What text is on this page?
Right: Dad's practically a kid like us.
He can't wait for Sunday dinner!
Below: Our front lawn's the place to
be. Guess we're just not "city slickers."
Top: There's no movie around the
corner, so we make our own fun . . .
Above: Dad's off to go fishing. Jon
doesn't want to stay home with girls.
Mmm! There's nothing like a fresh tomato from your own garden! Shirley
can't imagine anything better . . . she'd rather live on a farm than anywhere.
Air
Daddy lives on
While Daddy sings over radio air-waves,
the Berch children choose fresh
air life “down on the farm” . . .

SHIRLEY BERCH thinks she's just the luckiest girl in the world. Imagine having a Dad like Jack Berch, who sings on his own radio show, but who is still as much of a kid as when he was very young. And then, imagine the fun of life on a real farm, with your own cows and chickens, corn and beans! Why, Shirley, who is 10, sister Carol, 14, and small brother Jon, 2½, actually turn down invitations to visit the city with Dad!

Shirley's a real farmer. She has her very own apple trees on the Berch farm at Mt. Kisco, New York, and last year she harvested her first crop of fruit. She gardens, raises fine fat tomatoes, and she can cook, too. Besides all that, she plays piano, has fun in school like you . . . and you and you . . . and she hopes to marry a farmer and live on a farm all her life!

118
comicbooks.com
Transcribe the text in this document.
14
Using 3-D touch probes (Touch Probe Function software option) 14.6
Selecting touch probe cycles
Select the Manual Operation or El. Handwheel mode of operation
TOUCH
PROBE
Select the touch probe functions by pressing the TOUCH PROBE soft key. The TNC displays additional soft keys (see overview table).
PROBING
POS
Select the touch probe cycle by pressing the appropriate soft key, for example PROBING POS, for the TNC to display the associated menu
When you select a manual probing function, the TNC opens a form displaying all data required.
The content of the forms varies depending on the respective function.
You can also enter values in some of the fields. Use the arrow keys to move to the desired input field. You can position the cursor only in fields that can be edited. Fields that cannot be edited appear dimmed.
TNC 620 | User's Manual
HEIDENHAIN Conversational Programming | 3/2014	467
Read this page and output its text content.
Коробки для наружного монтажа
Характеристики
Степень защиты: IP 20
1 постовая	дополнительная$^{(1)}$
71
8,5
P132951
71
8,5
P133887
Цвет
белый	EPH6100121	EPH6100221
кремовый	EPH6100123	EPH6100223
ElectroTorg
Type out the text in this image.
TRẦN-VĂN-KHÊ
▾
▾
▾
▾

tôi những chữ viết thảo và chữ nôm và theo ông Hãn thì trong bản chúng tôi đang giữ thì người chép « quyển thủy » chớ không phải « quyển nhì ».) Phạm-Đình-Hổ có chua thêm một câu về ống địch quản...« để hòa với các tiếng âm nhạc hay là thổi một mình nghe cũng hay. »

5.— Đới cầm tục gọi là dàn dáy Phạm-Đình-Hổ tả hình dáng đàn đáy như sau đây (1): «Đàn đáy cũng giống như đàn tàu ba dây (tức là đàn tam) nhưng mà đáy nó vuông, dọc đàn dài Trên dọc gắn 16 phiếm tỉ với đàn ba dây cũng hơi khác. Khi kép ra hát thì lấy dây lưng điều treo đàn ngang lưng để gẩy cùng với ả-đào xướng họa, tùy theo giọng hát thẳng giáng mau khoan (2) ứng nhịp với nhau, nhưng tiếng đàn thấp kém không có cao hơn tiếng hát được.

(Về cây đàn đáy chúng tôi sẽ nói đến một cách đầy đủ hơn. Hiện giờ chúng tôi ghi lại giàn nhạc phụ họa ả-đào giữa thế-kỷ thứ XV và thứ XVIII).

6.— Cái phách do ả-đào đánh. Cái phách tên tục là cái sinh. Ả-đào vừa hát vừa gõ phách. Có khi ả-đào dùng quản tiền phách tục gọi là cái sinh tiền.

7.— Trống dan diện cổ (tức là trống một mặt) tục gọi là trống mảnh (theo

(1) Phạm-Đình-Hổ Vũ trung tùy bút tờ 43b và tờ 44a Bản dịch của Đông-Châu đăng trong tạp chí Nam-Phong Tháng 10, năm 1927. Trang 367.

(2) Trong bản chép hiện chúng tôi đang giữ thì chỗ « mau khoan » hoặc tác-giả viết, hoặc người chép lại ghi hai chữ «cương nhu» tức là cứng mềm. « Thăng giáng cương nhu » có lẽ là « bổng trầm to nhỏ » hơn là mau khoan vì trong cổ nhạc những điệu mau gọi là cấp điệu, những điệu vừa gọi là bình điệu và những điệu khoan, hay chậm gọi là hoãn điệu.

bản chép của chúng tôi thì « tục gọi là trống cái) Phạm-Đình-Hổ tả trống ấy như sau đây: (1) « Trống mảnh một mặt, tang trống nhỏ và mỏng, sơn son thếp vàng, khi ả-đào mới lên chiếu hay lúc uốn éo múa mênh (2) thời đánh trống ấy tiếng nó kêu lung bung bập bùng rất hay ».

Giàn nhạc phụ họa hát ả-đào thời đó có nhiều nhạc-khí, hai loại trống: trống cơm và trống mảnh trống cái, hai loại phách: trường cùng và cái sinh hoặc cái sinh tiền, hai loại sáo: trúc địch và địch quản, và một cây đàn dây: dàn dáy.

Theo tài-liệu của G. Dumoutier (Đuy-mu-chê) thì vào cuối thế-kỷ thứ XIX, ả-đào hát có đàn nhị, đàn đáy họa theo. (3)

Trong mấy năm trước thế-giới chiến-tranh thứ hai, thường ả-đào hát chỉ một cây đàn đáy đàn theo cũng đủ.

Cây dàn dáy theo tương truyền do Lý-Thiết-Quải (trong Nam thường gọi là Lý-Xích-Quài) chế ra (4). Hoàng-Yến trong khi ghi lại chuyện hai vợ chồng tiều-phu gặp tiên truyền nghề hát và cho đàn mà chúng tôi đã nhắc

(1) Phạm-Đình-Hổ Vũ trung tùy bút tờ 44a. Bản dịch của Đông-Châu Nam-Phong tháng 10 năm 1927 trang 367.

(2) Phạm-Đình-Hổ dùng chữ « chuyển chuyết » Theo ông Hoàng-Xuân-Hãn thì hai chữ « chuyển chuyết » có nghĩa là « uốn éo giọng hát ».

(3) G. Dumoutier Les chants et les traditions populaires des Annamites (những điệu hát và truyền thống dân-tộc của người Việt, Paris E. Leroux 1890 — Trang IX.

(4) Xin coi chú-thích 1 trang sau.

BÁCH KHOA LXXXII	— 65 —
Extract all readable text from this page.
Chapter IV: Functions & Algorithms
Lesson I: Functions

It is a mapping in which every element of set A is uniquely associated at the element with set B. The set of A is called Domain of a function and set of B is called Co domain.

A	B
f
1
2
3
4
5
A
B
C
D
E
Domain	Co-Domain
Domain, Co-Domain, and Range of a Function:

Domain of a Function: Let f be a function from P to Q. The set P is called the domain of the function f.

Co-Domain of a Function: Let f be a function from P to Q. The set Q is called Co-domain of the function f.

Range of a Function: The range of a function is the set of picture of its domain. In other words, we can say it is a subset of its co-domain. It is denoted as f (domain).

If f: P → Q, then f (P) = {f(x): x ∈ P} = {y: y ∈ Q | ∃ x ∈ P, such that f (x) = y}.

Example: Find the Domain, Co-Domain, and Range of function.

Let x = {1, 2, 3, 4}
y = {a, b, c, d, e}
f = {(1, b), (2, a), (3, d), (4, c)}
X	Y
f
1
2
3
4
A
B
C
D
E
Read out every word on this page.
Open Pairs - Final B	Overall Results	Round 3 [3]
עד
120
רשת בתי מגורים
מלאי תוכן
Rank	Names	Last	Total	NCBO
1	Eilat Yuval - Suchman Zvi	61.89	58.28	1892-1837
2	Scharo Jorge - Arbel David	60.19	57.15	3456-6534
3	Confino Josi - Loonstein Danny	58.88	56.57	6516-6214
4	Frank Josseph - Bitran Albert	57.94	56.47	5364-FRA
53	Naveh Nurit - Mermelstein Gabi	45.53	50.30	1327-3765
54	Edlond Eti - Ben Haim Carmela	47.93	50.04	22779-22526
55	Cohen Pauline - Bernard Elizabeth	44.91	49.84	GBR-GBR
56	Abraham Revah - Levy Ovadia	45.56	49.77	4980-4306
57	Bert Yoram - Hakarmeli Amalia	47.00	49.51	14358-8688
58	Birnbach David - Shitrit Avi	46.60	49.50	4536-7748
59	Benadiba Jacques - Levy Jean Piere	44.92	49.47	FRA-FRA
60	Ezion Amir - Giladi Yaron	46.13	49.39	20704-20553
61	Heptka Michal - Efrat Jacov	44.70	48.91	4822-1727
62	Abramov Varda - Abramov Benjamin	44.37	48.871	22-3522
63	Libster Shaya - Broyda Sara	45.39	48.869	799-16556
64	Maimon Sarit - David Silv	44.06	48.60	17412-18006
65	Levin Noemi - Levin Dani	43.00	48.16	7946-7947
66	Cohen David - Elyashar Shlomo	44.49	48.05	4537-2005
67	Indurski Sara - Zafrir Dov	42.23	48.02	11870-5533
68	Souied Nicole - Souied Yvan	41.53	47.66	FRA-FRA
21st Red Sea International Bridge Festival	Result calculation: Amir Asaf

> _Aim of the task_:
Report how many lines of the listing hold the string "Cohen", giving only the number.

> _Exercise response_:
2